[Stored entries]

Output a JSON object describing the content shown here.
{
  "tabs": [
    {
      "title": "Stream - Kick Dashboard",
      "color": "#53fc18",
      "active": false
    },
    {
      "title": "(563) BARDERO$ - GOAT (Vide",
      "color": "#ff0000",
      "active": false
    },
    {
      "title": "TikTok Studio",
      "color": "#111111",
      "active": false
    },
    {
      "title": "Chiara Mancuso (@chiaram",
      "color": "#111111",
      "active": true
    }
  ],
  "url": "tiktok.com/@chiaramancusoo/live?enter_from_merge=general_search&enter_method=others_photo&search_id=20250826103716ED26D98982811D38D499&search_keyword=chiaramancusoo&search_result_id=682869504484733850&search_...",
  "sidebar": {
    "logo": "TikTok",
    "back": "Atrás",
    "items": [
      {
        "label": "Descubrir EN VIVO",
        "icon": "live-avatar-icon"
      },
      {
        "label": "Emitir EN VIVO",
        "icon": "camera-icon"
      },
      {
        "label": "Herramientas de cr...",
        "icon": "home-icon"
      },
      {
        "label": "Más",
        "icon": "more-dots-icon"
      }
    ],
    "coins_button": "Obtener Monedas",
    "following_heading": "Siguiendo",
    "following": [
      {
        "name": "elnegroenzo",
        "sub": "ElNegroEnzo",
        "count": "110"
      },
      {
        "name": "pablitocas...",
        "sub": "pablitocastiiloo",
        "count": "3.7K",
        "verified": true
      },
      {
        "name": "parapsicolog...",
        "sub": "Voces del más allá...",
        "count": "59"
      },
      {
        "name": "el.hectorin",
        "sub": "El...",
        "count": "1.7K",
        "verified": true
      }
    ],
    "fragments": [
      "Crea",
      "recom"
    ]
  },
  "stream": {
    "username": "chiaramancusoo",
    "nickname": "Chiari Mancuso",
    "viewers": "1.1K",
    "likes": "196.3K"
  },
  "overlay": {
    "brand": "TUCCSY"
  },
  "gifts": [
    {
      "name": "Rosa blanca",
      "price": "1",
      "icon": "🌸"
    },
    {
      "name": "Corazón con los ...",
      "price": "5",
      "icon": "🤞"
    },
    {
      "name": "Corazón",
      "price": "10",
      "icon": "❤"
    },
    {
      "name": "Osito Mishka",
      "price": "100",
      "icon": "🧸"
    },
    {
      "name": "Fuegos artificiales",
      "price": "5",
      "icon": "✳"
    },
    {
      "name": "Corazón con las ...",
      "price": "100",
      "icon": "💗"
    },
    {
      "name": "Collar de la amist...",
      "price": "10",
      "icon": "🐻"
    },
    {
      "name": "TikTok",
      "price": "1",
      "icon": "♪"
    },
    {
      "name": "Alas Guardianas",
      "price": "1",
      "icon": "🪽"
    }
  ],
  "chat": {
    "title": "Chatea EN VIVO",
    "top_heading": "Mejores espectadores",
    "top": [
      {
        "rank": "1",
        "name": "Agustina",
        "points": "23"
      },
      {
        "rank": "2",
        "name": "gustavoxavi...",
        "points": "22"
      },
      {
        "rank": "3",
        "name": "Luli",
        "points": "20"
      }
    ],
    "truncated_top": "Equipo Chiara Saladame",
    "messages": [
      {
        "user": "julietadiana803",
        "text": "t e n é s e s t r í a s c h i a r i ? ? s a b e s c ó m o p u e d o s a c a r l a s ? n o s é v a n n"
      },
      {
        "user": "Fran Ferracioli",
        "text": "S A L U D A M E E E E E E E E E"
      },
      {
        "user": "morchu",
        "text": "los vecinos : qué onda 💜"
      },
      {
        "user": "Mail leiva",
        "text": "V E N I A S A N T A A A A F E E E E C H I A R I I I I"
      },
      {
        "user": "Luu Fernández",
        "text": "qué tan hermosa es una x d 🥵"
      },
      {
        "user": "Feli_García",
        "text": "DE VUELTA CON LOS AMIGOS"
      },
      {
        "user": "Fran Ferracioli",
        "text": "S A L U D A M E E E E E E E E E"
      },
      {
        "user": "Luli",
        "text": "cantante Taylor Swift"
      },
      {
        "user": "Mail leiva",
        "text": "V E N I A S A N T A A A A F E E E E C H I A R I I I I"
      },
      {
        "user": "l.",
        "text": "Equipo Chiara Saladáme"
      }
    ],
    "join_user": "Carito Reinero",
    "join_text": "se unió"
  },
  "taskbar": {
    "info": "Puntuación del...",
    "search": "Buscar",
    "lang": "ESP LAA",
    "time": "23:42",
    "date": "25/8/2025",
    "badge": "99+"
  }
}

| WRITTEN INSTRUCTION |
Repeat every record exactly as written, please.

| CORRECT OUTPUT |
Output a JSON object describing the content shown here.
{
  "tabs": [
    {
      "title": "Stream - Kick Dashboard",
      "color": "#53fc18",
      "active": false
    },
    {
      "title": "(563) BARDERO$ - GOAT (Vide",
      "color": "#ff0000",
      "active": false
    },
    {
      "title": "TikTok Studio",
      "color": "#111111",
      "active": false
    },
    {
      "title": "Chiara Mancuso (@chiaram",
      "color": "#111111",
      "active": true
    }
  ],
  "url": "tiktok.com/@chiaramancusoo/live?enter_from_merge=general_search&enter_method=others_photo&search_id=20250826103716ED26D98982811D38D499&search_keyword=chiaramancusoo&search_result_id=682869504484733850&search_...",
  "sidebar": {
    "logo": "TikTok",
    "back": "Atrás",
    "items": [
      {
        "label": "Descubrir EN VIVO",
        "icon": "live-avatar-icon"
      },
      {
        "label": "Emitir EN VIVO",
        "icon": "camera-icon"
      },
      {
        "label": "Herramientas de cr...",
        "icon": "home-icon"
      },
      {
        "label": "Más",
        "icon": "more-dots-icon"
      }
    ],
    "coins_button": "Obtener Monedas",
    "following_heading": "Siguiendo",
    "following": [
      {
        "name": "elnegroenzo",
        "sub": "ElNegroEnzo",
        "count": "110"
      },
      {
        "name": "pablitocas...",
        "sub": "pablitocastiiloo",
        "count": "3.7K",
        "verified": true
      },
      {
        "name": "parapsicolog...",
        "sub": "Voces del más allá...",
        "count": "59"
      },
      {
        "name": "el.hectorin",
        "sub": "El...",
        "count": "1.7K",
        "verified": true
      }
    ],
    "fragments": [
      "Crea",
      "recom"
    ]
  },
  "stream": {
    "username": "chiaramancusoo",
    "nickname": "Chiari Mancuso",
    "viewers": "1.1K",
    "likes": "196.3K"
  },
  "overlay": {
    "brand": "TUCCSY"
  },
  "gifts": [
    {
      "name": "Rosa blanca",
      "price": "1",
      "icon": "🌸"
    },
    {
      "name": "Corazón con los ...",
      "price": "5",
      "icon": "🤞"
    },
    {
      "name": "Corazón",
      "price": "10",
      "icon": "❤"
    },
    {
      "name": "Osito Mishka",
      "price": "100",
      "icon": "🧸"
    },
    {
      "name": "Fuegos artificiales",
      "price": "5",
      "icon": "✳"
    },
    {
      "name": "Corazón con las ...",
      "price": "100",
      "icon": "💗"
    },
    {
      "name": "Collar de la amist...",
      "price": "10",
      "icon": "🐻"
    },
    {
      "name": "TikTok",
      "price": "1",
      "icon": "♪"
    },
    {
      "name": "Alas Guardianas",
      "price": "1",
      "icon": "🪽"
    }
  ],
  "chat": {
    "title": "Chatea EN VIVO",
    "top_heading": "Mejores espectadores",
    "top": [
      {
        "rank": "1",
        "name": "Agustina",
        "points": "23"
      },
      {
        "rank": "2",
        "name": "gustavoxavi...",
        "points": "22"
      },
      {
        "rank": "3",
        "name": "Luli",
        "points": "20"
      }
    ],
    "truncated_top": "Equipo Chiara Saladame",
    "messages": [
      {
        "user": "julietadiana803",
        "text": "t e n é s e s t r í a s c h i a r i ? ? s a b e s c ó m o p u e d o s a c a r l a s ? n o s é v a n n"
      },
      {
        "user": "Fran Ferracioli",
        "text": "S A L U D A M E E E E E E E E E"
      },
      {
        "user": "morchu",
        "text": "los vecinos : qué onda 💜"
      },
      {
        "user": "Mail leiva",
        "text": "V E N I A S A N T A A A A F E E E E C H I A R I I I I"
      },
      {
        "user": "Luu Fernández",
        "text": "qué tan hermosa es una x d 🥵"
      },
      {
        "user": "Feli_García",
        "text": "DE VUELTA CON LOS AMIGOS"
      },
      {
        "user": "Fran Ferracioli",
        "text": "S A L U D A M E E E E E E E E E"
      },
      {
        "user": "Luli",
        "text": "cantante Taylor Swift"
      },
      {
        "user": "Mail leiva",
        "text": "V E N I A S A N T A A A A F E E E E C H I A R I I I I"
      },
      {
        "user": "l.",
        "text": "Equipo Chiara Saladáme"
      }
    ],
    "join_user": "Carito Reinero",
    "join_text": "se unió"
  },
  "taskbar": {
    "info": "Puntuación del...",
    "search": "Buscar",
    "lang": "ESP LAA",
    "time": "23:42",
    "date": "25/8/2025",
    "badge": "99+"
  }
}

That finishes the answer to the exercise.